WHAT YOU HAVE TO DO:
Scan the records for the word "name". Report each line where it occurs.

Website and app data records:
──────────────────────────────

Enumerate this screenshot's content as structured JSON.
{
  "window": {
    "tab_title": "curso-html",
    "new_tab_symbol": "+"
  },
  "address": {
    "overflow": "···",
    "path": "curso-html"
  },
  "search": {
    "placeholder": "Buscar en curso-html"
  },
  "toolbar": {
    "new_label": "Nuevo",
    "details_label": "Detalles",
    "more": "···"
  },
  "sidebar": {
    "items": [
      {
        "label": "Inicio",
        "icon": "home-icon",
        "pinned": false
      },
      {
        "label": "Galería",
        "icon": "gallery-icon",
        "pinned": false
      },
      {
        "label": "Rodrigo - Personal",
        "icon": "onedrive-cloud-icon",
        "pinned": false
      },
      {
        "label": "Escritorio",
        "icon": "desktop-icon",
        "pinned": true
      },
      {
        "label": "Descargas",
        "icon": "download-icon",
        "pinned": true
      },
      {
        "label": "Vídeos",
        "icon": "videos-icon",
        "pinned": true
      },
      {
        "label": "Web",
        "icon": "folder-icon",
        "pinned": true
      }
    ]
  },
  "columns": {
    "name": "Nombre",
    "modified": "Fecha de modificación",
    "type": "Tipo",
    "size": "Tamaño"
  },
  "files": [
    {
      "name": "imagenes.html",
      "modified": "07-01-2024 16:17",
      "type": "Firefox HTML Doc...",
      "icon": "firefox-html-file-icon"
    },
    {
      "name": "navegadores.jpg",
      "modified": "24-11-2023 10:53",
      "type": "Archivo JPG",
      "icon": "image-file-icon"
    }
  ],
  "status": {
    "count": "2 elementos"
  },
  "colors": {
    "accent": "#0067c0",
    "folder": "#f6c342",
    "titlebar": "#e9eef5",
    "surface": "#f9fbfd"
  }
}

──────────────────────────────

RESPONSE AREA:
    "name": "Nombre",
      "name": "imagenes.html",
      "name": "navegadores.jpg",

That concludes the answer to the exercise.